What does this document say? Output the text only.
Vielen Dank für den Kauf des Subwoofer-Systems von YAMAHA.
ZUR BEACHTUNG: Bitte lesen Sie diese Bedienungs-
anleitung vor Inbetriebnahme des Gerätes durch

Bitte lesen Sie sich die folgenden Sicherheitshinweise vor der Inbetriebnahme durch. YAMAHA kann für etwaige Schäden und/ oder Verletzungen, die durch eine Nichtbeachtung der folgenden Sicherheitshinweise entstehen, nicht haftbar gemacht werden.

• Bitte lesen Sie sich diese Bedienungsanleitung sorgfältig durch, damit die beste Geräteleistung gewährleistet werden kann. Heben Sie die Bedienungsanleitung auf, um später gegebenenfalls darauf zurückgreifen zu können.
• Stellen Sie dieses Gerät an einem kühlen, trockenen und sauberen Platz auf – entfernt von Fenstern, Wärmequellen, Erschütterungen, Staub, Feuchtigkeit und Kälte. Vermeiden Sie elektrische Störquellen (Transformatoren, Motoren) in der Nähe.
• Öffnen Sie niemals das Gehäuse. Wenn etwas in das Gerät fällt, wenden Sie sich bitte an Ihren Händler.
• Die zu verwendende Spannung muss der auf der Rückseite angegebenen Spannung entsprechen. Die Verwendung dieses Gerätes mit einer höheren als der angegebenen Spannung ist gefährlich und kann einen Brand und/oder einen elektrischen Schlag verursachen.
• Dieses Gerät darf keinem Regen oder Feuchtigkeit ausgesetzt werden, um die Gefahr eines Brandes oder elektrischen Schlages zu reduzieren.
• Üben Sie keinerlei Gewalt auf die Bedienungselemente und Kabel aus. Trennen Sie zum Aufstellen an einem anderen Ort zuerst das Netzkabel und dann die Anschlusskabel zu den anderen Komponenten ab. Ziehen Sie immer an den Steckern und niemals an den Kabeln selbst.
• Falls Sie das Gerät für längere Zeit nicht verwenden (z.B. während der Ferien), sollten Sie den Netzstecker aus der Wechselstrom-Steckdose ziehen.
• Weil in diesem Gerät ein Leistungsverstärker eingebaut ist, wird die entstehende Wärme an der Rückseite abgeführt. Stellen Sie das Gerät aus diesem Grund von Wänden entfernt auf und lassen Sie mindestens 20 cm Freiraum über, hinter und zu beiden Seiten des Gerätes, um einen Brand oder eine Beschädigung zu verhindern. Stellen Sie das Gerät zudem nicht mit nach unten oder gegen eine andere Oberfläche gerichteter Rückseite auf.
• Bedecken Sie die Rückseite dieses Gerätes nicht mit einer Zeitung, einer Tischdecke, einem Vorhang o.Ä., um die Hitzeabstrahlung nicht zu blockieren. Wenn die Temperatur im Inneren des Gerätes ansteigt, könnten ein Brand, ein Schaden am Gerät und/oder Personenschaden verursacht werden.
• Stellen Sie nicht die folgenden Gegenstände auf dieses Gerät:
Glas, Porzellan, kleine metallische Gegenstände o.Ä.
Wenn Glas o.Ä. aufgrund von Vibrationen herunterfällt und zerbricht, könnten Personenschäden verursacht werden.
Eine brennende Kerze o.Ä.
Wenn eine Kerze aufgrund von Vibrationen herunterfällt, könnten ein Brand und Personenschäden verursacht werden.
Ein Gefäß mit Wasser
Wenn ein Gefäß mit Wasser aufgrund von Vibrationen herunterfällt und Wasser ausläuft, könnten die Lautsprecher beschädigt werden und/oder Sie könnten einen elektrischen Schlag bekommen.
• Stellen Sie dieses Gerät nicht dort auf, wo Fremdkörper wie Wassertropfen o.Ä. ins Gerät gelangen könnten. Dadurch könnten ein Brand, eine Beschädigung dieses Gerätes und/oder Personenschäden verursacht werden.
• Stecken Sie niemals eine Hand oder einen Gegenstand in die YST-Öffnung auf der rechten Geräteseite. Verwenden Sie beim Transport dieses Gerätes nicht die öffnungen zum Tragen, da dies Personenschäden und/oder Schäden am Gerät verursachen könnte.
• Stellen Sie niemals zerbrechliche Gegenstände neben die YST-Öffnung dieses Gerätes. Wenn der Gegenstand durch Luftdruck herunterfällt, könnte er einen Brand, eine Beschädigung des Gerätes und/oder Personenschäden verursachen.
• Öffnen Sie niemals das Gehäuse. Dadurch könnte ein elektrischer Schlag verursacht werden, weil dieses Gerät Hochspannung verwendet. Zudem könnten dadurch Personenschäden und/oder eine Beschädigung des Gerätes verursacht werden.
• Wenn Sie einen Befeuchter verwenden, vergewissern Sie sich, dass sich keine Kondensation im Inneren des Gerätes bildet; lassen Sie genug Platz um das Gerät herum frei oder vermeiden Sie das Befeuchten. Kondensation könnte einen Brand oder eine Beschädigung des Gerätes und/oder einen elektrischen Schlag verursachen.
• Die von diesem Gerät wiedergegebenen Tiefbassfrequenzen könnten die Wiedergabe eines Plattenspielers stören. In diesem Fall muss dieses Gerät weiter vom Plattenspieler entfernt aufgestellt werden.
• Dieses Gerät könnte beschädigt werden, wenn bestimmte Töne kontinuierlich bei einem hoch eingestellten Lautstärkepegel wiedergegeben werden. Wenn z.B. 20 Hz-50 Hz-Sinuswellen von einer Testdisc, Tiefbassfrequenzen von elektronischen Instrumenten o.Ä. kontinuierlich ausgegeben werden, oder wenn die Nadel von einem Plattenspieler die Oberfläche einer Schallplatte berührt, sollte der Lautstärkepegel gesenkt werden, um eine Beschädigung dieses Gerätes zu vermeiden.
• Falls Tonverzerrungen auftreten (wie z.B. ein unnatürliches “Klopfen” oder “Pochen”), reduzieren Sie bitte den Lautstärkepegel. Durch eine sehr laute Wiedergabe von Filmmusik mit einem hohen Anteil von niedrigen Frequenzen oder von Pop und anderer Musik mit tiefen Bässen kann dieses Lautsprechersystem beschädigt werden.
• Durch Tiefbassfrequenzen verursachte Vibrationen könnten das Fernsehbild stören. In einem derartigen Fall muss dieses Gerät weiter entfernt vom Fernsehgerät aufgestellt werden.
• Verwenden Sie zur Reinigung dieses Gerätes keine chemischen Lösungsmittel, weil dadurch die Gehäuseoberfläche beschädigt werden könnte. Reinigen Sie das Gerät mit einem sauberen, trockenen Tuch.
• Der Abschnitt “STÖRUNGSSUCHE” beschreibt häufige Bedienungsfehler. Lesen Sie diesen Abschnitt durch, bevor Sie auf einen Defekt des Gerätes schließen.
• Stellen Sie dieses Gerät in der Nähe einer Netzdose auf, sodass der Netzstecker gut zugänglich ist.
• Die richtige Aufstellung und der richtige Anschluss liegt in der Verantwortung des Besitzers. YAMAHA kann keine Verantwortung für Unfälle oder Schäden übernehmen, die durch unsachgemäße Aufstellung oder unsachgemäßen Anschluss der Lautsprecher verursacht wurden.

> **Prompt**
Find the lines above that contain the word "Gegenstand" and collect them.

> **Output**
• Stecken Sie niemals eine Hand oder einen Gegenstand in die YST-Öffnung auf der rechten Geräteseite. Verwenden Sie beim Transport dieses Gerätes nicht die öffnungen zum Tragen, da dies Personenschäden und/oder Schäden am Gerät verursachen könnte.
• Stellen Sie niemals zerbrechliche Gegenstände neben die YST-Öffnung dieses Gerätes. Wenn der Gegenstand durch Luftdruck herunterfällt, könnte er einen Brand, eine Beschädigung des Gerätes und/oder Personenschäden verursachen.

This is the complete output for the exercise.